# [THE REQUEST]
Each of the entries should be retyped precisely as it appears.

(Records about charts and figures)

....................

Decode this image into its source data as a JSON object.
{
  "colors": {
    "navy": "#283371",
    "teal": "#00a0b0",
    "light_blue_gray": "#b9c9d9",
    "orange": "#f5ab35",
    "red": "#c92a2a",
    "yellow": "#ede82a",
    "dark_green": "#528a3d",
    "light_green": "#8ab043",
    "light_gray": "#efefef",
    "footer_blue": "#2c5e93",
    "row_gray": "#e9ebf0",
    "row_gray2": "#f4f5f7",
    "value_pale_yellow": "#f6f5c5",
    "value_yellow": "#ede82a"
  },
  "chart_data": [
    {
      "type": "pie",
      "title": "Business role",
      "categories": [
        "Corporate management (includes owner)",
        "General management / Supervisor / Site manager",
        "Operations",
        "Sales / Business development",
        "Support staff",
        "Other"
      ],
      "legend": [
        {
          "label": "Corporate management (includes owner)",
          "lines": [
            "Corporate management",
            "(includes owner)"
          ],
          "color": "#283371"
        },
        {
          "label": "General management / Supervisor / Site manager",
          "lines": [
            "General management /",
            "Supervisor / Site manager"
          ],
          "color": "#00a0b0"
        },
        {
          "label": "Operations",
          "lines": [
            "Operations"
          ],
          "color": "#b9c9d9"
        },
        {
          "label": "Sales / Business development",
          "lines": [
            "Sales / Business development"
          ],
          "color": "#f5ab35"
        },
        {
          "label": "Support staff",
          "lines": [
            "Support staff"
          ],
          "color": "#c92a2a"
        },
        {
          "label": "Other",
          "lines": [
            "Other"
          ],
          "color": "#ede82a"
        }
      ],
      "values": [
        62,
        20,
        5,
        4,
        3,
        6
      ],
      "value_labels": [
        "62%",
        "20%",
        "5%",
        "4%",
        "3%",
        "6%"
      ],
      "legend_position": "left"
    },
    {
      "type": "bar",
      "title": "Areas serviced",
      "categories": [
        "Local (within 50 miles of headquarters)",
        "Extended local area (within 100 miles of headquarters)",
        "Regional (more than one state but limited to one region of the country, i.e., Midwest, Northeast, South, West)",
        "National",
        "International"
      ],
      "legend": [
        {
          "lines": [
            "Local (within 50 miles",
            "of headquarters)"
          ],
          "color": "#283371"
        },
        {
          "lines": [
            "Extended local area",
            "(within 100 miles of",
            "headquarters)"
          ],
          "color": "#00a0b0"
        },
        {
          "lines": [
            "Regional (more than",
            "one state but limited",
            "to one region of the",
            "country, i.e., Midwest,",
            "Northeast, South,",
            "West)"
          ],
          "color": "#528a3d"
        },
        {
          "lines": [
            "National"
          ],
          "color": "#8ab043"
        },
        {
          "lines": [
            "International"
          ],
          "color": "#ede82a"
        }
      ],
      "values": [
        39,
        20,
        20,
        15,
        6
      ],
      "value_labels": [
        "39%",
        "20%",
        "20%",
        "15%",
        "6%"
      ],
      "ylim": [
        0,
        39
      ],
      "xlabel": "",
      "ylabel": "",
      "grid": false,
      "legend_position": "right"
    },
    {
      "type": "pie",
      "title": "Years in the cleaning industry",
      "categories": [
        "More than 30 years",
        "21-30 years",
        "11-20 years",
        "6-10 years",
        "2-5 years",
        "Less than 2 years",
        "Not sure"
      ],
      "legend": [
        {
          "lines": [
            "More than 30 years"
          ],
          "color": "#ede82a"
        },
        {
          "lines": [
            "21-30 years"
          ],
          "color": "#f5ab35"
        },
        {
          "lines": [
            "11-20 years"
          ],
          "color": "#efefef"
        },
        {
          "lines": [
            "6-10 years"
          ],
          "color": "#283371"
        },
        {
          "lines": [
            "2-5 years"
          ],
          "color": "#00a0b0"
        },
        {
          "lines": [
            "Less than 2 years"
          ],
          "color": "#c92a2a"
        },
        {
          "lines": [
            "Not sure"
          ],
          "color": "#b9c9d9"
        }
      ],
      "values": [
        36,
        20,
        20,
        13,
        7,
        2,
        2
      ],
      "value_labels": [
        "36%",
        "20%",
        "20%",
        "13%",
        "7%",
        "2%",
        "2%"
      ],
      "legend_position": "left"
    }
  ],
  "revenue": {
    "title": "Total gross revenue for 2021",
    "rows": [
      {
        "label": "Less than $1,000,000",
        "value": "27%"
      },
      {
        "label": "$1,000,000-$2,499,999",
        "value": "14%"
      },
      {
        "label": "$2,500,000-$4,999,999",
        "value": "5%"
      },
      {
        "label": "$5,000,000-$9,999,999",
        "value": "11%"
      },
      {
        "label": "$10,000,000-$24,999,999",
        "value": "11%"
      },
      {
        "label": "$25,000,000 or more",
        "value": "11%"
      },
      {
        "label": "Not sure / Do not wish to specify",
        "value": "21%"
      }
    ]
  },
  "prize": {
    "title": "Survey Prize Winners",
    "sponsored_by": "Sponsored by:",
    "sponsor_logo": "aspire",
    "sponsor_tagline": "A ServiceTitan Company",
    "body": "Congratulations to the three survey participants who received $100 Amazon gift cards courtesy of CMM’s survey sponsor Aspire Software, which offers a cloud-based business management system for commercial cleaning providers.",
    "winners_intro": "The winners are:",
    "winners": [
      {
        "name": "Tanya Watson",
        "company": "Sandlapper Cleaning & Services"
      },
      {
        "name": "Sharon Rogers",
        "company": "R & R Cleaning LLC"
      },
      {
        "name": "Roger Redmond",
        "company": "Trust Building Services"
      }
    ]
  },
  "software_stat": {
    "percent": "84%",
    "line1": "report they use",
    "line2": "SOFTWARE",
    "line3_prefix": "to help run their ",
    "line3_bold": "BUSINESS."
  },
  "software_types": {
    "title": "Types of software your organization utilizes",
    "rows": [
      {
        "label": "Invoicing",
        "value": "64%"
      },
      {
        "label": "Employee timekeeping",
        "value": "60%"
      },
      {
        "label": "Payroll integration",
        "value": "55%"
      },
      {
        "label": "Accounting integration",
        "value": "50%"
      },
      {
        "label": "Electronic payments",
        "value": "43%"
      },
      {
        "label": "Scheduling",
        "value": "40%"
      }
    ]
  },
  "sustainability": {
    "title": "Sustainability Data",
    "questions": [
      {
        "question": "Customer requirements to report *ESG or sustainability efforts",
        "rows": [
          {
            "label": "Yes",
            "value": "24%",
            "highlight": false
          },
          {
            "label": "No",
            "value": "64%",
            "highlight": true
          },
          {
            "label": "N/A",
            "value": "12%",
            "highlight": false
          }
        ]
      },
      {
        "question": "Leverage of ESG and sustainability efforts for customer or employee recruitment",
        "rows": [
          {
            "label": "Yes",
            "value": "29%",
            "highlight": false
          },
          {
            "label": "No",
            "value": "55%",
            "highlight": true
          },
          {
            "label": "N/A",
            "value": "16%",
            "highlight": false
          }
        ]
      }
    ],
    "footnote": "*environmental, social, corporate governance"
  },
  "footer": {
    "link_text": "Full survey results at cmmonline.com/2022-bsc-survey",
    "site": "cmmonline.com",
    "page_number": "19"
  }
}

....................

# [THE RESULT]
Decode this image into its source data as a JSON object.
{
  "colors": {
    "navy": "#283371",
    "teal": "#00a0b0",
    "light_blue_gray": "#b9c9d9",
    "orange": "#f5ab35",
    "red": "#c92a2a",
    "yellow": "#ede82a",
    "dark_green": "#528a3d",
    "light_green": "#8ab043",
    "light_gray": "#efefef",
    "footer_blue": "#2c5e93",
    "row_gray": "#e9ebf0",
    "row_gray2": "#f4f5f7",
    "value_pale_yellow": "#f6f5c5",
    "value_yellow": "#ede82a"
  },
  "chart_data": [
    {
      "type": "pie",
      "title": "Business role",
      "categories": [
        "Corporate management (includes owner)",
        "General management / Supervisor / Site manager",
        "Operations",
        "Sales / Business development",
        "Support staff",
        "Other"
      ],
      "legend": [
        {
          "label": "Corporate management (includes owner)",
          "lines": [
            "Corporate management",
            "(includes owner)"
          ],
          "color": "#283371"
        },
        {
          "label": "General management / Supervisor / Site manager",
          "lines": [
            "General management /",
            "Supervisor / Site manager"
          ],
          "color": "#00a0b0"
        },
        {
          "label": "Operations",
          "lines": [
            "Operations"
          ],
          "color": "#b9c9d9"
        },
        {
          "label": "Sales / Business development",
          "lines": [
            "Sales / Business development"
          ],
          "color": "#f5ab35"
        },
        {
          "label": "Support staff",
          "lines": [
            "Support staff"
          ],
          "color": "#c92a2a"
        },
        {
          "label": "Other",
          "lines": [
            "Other"
          ],
          "color": "#ede82a"
        }
      ],
      "values": [
        62,
        20,
        5,
        4,
        3,
        6
      ],
      "value_labels": [
        "62%",
        "20%",
        "5%",
        "4%",
        "3%",
        "6%"
      ],
      "legend_position": "left"
    },
    {
      "type": "bar",
      "title": "Areas serviced",
      "categories": [
        "Local (within 50 miles of headquarters)",
        "Extended local area (within 100 miles of headquarters)",
        "Regional (more than one state but limited to one region of the country, i.e., Midwest, Northeast, South, West)",
        "National",
        "International"
      ],
      "legend": [
        {
          "lines": [
            "Local (within 50 miles",
            "of headquarters)"
          ],
          "color": "#283371"
        },
        {
          "lines": [
            "Extended local area",
            "(within 100 miles of",
            "headquarters)"
          ],
          "color": "#00a0b0"
        },
        {
          "lines": [
            "Regional (more than",
            "one state but limited",
            "to one region of the",
            "country, i.e., Midwest,",
            "Northeast, South,",
            "West)"
          ],
          "color": "#528a3d"
        },
        {
          "lines": [
            "National"
          ],
          "color": "#8ab043"
        },
        {
          "lines": [
            "International"
          ],
          "color": "#ede82a"
        }
      ],
      "values": [
        39,
        20,
        20,
        15,
        6
      ],
      "value_labels": [
        "39%",
        "20%",
        "20%",
        "15%",
        "6%"
      ],
      "ylim": [
        0,
        39
      ],
      "xlabel": "",
      "ylabel": "",
      "grid": false,
      "legend_position": "right"
    },
    {
      "type": "pie",
      "title": "Years in the cleaning industry",
      "categories": [
        "More than 30 years",
        "21-30 years",
        "11-20 years",
        "6-10 years",
        "2-5 years",
        "Less than 2 years",
        "Not sure"
      ],
      "legend": [
        {
          "lines": [
            "More than 30 years"
          ],
          "color": "#ede82a"
        },
        {
          "lines": [
            "21-30 years"
          ],
          "color": "#f5ab35"
        },
        {
          "lines": [
            "11-20 years"
          ],
          "color": "#efefef"
        },
        {
          "lines": [
            "6-10 years"
          ],
          "color": "#283371"
        },
        {
          "lines": [
            "2-5 years"
          ],
          "color": "#00a0b0"
        },
        {
          "lines": [
            "Less than 2 years"
          ],
          "color": "#c92a2a"
        },
        {
          "lines": [
            "Not sure"
          ],
          "color": "#b9c9d9"
        }
      ],
      "values": [
        36,
        20,
        20,
        13,
        7,
        2,
        2
      ],
      "value_labels": [
        "36%",
        "20%",
        "20%",
        "13%",
        "7%",
        "2%",
        "2%"
      ],
      "legend_position": "left"
    }
  ],
  "revenue": {
    "title": "Total gross revenue for 2021",
    "rows": [
      {
        "label": "Less than $1,000,000",
        "value": "27%"
      },
      {
        "label": "$1,000,000-$2,499,999",
        "value": "14%"
      },
      {
        "label": "$2,500,000-$4,999,999",
        "value": "5%"
      },
      {
        "label": "$5,000,000-$9,999,999",
        "value": "11%"
      },
      {
        "label": "$10,000,000-$24,999,999",
        "value": "11%"
      },
      {
        "label": "$25,000,000 or more",
        "value": "11%"
      },
      {
        "label": "Not sure / Do not wish to specify",
        "value": "21%"
      }
    ]
  },
  "prize": {
    "title": "Survey Prize Winners",
    "sponsored_by": "Sponsored by:",
    "sponsor_logo": "aspire",
    "sponsor_tagline": "A ServiceTitan Company",
    "body": "Congratulations to the three survey participants who received $100 Amazon gift cards courtesy of CMM’s survey sponsor Aspire Software, which offers a cloud-based business management system for commercial cleaning providers.",
    "winners_intro": "The winners are:",
    "winners": [
      {
        "name": "Tanya Watson",
        "company": "Sandlapper Cleaning & Services"
      },
      {
        "name": "Sharon Rogers",
        "company": "R & R Cleaning LLC"
      },
      {
        "name": "Roger Redmond",
        "company": "Trust Building Services"
      }
    ]
  },
  "software_stat": {
    "percent": "84%",
    "line1": "report they use",
    "line2": "SOFTWARE",
    "line3_prefix": "to help run their ",
    "line3_bold": "BUSINESS."
  },
  "software_types": {
    "title": "Types of software your organization utilizes",
    "rows": [
      {
        "label": "Invoicing",
        "value": "64%"
      },
      {
        "label": "Employee timekeeping",
        "value": "60%"
      },
      {
        "label": "Payroll integration",
        "value": "55%"
      },
      {
        "label": "Accounting integration",
        "value": "50%"
      },
      {
        "label": "Electronic payments",
        "value": "43%"
      },
      {
        "label": "Scheduling",
        "value": "40%"
      }
    ]
  },
  "sustainability": {
    "title": "Sustainability Data",
    "questions": [
      {
        "question": "Customer requirements to report *ESG or sustainability efforts",
        "rows": [
          {
            "label": "Yes",
            "value": "24%",
            "highlight": false
          },
          {
            "label": "No",
            "value": "64%",
            "highlight": true
          },
          {
            "label": "N/A",
            "value": "12%",
            "highlight": false
          }
        ]
      },
      {
        "question": "Leverage of ESG and sustainability efforts for customer or employee recruitment",
        "rows": [
          {
            "label": "Yes",
            "value": "29%",
            "highlight": false
          },
          {
            "label": "No",
            "value": "55%",
            "highlight": true
          },
          {
            "label": "N/A",
            "value": "16%",
            "highlight": false
          }
        ]
      }
    ],
    "footnote": "*environmental, social, corporate governance"
  },
  "footer": {
    "link_text": "Full survey results at cmmonline.com/2022-bsc-survey",
    "site": "cmmonline.com",
    "page_number": "19"
  }
}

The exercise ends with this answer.